What you should do:
For this exercise, return all the data exactly as it stands.
- - -
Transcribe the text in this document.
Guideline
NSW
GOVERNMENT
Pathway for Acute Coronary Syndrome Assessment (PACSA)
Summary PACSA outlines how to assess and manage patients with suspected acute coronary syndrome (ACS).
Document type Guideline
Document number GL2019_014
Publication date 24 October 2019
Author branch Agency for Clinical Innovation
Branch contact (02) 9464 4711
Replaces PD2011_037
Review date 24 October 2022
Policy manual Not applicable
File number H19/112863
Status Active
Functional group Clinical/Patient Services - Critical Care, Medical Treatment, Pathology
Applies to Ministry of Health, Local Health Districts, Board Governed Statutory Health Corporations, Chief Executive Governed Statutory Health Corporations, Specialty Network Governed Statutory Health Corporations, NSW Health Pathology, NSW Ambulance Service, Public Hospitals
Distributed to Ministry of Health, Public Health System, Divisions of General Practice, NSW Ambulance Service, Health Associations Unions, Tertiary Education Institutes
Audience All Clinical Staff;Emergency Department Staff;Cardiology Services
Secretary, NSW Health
- - -
Your solution:
Transcribe the text in this document.
Guideline
NSW
GOVERNMENT
Pathway for Acute Coronary Syndrome Assessment (PACSA)
Summary PACSA outlines how to assess and manage patients with suspected acute coronary syndrome (ACS).
Document type Guideline
Document number GL2019_014
Publication date 24 October 2019
Author branch Agency for Clinical Innovation
Branch contact (02) 9464 4711
Replaces PD2011_037
Review date 24 October 2022
Policy manual Not applicable
File number H19/112863
Status Active
Functional group Clinical/Patient Services - Critical Care, Medical Treatment, Pathology
Applies to Ministry of Health, Local Health Districts, Board Governed Statutory Health Corporations, Chief Executive Governed Statutory Health Corporations, Specialty Network Governed Statutory Health Corporations, NSW Health Pathology, NSW Ambulance Service, Public Hospitals
Distributed to Ministry of Health, Public Health System, Divisions of General Practice, NSW Ambulance Service, Health Associations Unions, Tertiary Education Institutes
Audience All Clinical Staff;Emergency Department Staff;Cardiology Services
Secretary, NSW Health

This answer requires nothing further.